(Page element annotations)
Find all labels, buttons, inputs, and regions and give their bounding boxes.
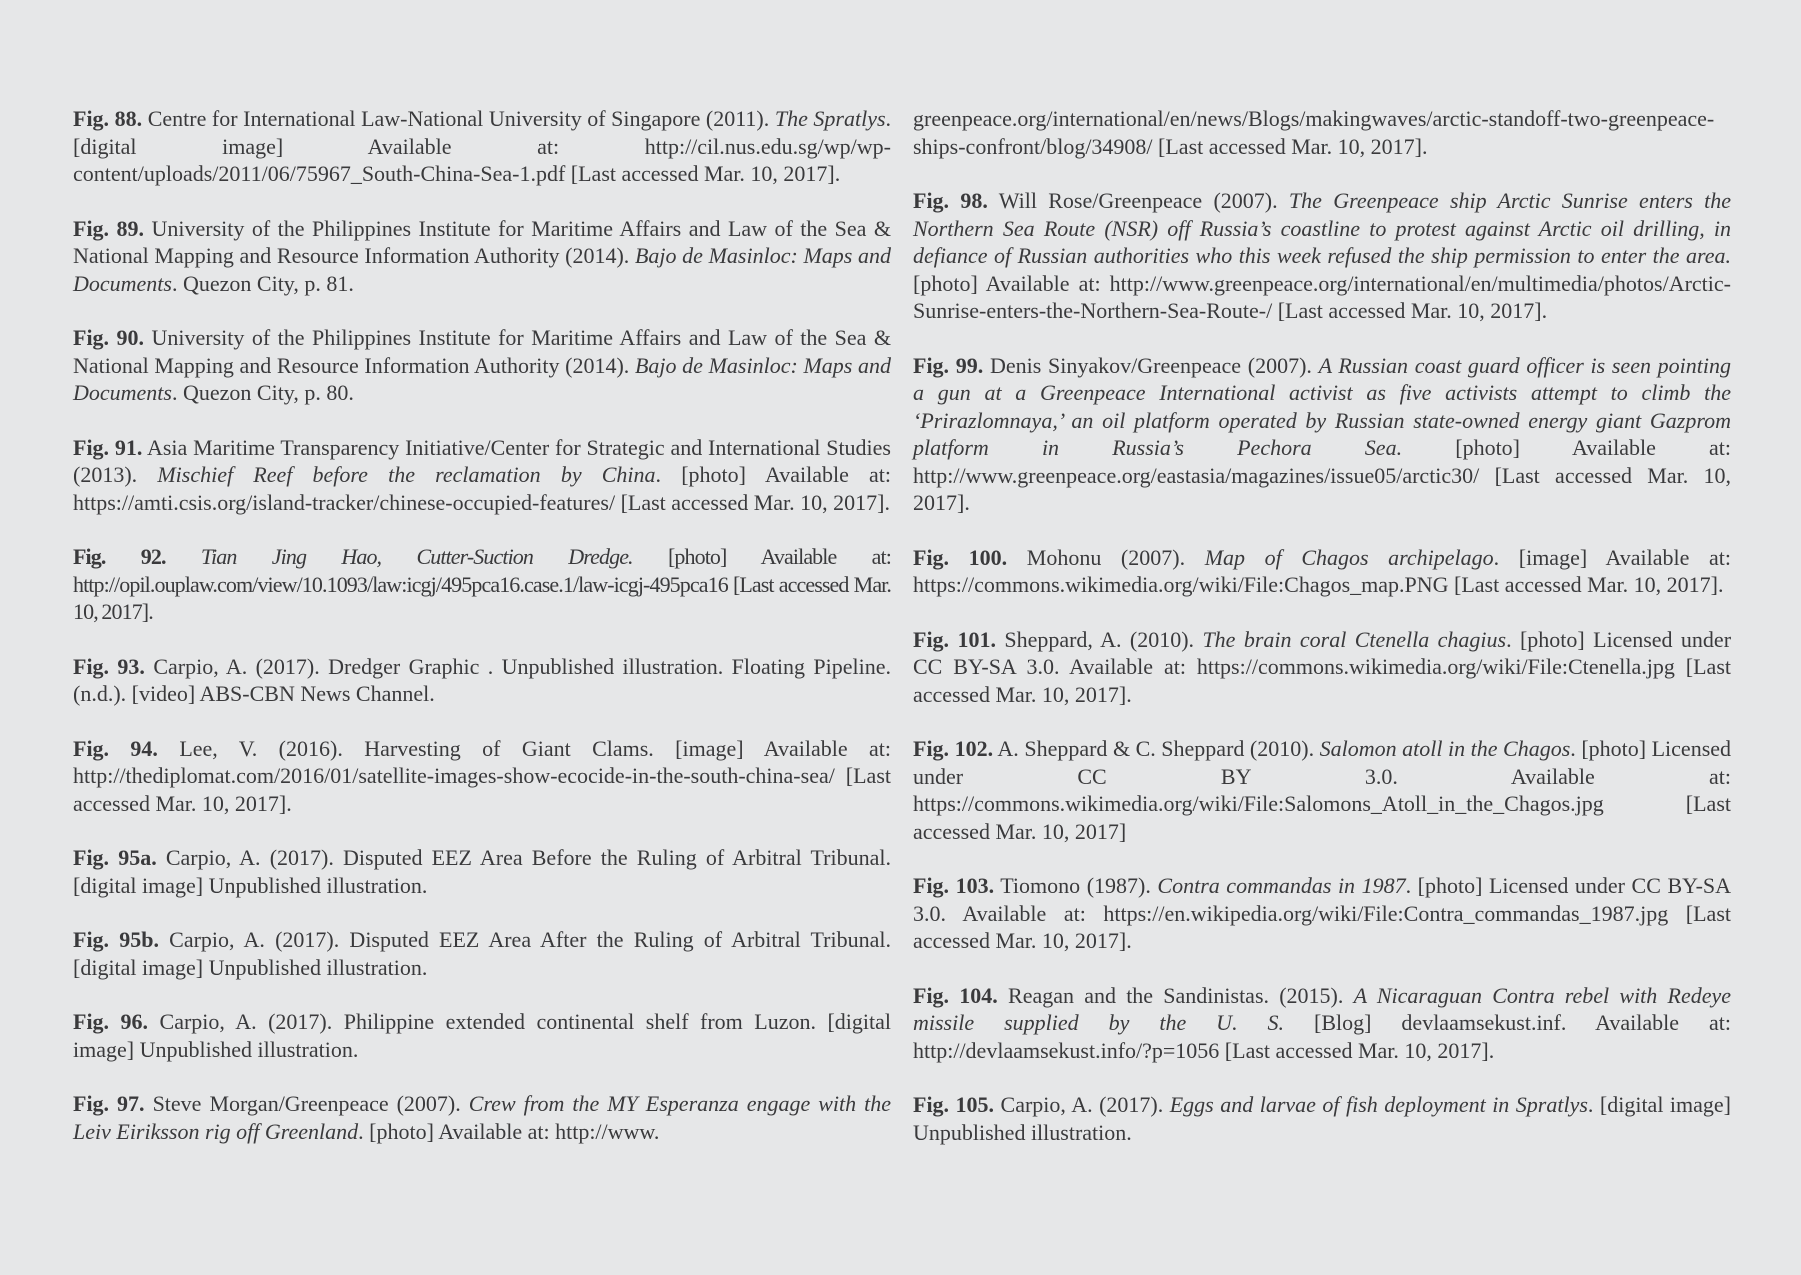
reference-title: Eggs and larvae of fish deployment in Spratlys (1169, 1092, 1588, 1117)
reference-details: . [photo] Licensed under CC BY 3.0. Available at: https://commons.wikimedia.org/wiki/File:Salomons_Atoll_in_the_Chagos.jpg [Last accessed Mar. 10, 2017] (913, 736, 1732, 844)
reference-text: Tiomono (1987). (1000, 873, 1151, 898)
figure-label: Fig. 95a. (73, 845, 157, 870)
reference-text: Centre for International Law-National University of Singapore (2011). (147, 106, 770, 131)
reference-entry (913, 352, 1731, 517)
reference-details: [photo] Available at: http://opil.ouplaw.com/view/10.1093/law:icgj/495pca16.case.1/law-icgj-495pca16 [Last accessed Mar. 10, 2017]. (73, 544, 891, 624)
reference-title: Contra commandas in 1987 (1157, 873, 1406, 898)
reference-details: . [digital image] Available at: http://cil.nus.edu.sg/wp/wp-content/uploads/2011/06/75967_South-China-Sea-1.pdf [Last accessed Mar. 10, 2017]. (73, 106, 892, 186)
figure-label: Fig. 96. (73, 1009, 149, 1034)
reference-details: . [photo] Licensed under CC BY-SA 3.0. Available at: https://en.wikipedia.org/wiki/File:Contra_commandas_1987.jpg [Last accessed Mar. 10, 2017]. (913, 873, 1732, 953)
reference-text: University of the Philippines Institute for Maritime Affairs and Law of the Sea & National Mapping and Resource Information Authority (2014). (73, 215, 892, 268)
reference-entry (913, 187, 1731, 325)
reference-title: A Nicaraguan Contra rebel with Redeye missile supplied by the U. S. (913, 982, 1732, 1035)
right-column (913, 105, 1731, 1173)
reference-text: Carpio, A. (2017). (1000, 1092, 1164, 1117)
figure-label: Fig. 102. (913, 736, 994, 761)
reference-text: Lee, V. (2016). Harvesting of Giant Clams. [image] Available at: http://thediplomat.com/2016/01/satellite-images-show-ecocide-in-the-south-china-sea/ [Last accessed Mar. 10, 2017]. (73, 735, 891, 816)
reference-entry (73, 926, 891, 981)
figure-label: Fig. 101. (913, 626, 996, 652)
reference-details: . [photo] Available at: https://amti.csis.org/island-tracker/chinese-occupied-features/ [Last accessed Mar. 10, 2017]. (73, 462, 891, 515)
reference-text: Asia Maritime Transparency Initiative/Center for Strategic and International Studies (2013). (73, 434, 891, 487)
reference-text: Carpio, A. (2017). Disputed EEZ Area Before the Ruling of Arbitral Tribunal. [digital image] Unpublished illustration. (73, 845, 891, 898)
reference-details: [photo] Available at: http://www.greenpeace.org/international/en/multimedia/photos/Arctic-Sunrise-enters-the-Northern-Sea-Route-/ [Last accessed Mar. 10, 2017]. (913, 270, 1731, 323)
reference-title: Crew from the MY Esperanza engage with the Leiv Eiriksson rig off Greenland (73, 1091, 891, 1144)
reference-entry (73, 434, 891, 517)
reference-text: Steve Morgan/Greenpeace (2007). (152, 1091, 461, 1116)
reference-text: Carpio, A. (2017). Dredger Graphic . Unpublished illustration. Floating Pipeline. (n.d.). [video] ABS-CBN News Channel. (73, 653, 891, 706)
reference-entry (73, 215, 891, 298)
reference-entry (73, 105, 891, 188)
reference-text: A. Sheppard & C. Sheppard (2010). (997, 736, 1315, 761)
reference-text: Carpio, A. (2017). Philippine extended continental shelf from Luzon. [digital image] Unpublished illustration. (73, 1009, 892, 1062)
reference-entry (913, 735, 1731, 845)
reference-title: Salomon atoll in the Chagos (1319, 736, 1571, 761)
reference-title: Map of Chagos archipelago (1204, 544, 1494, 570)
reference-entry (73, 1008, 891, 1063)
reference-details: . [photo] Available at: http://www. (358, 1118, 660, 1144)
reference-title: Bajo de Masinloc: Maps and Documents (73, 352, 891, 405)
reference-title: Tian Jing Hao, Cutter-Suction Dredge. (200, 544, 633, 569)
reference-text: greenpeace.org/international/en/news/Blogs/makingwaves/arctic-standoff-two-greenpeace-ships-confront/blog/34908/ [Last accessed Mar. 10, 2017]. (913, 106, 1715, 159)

(Task goal) Copy all the rows above word for word, leaving out the pictures.

(Result below)
Find all labels, buttons, inputs, and regions and give their bounding boxes.
reference-title: Eggs and larvae of fish deployment in Spratlys (1169, 1092, 1588, 1117)
reference-details: . [photo] Licensed under CC BY 3.0. Available at: https://commons.wikimedia.org/wiki/File:Salomons_Atoll_in_the_Chagos.jpg [Last accessed Mar. 10, 2017] (913, 736, 1732, 844)
reference-text: Tiomono (1987). (1000, 873, 1151, 898)
figure-label: Fig. 95a. (73, 845, 157, 870)
reference-text: Centre for International Law-National University of Singapore (2011). (147, 106, 770, 131)
reference-entry (913, 352, 1731, 517)
reference-details: [photo] Available at: http://opil.ouplaw.com/view/10.1093/law:icgj/495pca16.case.1/law-icgj-495pca16 [Last accessed Mar. 10, 2017]. (73, 544, 891, 624)
reference-title: Contra commandas in 1987 (1157, 873, 1406, 898)
reference-details: . [digital image] Available at: http://cil.nus.edu.sg/wp/wp-content/uploads/2011/06/75967_South-China-Sea-1.pdf [Last accessed Mar. 10, 2017]. (73, 106, 892, 186)
figure-label: Fig. 96. (73, 1009, 149, 1034)
reference-details: . [photo] Licensed under CC BY-SA 3.0. Available at: https://en.wikipedia.org/wiki/File:Contra_commandas_1987.jpg [Last accessed Mar. 10, 2017]. (913, 873, 1732, 953)
reference-text: University of the Philippines Institute for Maritime Affairs and Law of the Sea & National Mapping and Resource Information Authority (2014). (73, 215, 892, 268)
reference-entry (913, 187, 1731, 325)
reference-title: A Nicaraguan Contra rebel with Redeye missile supplied by the U. S. (913, 982, 1732, 1035)
right-column (913, 105, 1731, 1173)
reference-text: Carpio, A. (2017). (1000, 1092, 1164, 1117)
figure-label: Fig. 102. (913, 736, 994, 761)
reference-text: Lee, V. (2016). Harvesting of Giant Clams. [image] Available at: http://thediplomat.com/2016/01/satellite-images-show-ecocide-in-the-south-china-sea/ [Last accessed Mar. 10, 2017]. (73, 735, 891, 816)
reference-entry (73, 926, 891, 981)
figure-label: Fig. 101. (913, 626, 996, 652)
reference-details: . [photo] Available at: https://amti.csis.org/island-tracker/chinese-occupied-features/ [Last accessed Mar. 10, 2017]. (73, 462, 891, 515)
reference-text: Asia Maritime Transparency Initiative/Center for Strategic and International Studies (2013). (73, 434, 891, 487)
reference-text: Carpio, A. (2017). Disputed EEZ Area Before the Ruling of Arbitral Tribunal. [digital image] Unpublished illustration. (73, 845, 891, 898)
reference-details: [photo] Available at: http://www.greenpeace.org/international/en/multimedia/photos/Arctic-Sunrise-enters-the-Northern-Sea-Route-/ [Last accessed Mar. 10, 2017]. (913, 270, 1731, 323)
reference-title: Crew from the MY Esperanza engage with the Leiv Eiriksson rig off Greenland (73, 1091, 891, 1144)
reference-entry (73, 434, 891, 517)
reference-text: Steve Morgan/Greenpeace (2007). (152, 1091, 461, 1116)
reference-text: Carpio, A. (2017). Dredger Graphic . Unpublished illustration. Floating Pipeline. (n.d.). [video] ABS-CBN News Channel. (73, 653, 891, 706)
reference-entry (73, 215, 891, 298)
reference-entry (73, 105, 891, 188)
reference-text: A. Sheppard & C. Sheppard (2010). (997, 736, 1315, 761)
reference-text: Carpio, A. (2017). Philippine extended continental shelf from Luzon. [digital image] Unpublished illustration. (73, 1009, 892, 1062)
reference-entry (913, 735, 1731, 845)
reference-title: Salomon atoll in the Chagos (1319, 736, 1571, 761)
reference-title: Map of Chagos archipelago (1204, 544, 1494, 570)
reference-entry (73, 1008, 891, 1063)
reference-details: . [photo] Available at: http://www. (358, 1118, 660, 1144)
reference-title: Bajo de Masinloc: Maps and Documents (73, 352, 891, 405)
reference-title: Tian Jing Hao, Cutter-Suction Dredge. (200, 544, 633, 569)
reference-text: greenpeace.org/international/en/news/Blogs/makingwaves/arctic-standoff-two-greenpeace-ships-confront/blog/34908/ [Last accessed Mar. 10, 2017]. (913, 106, 1715, 159)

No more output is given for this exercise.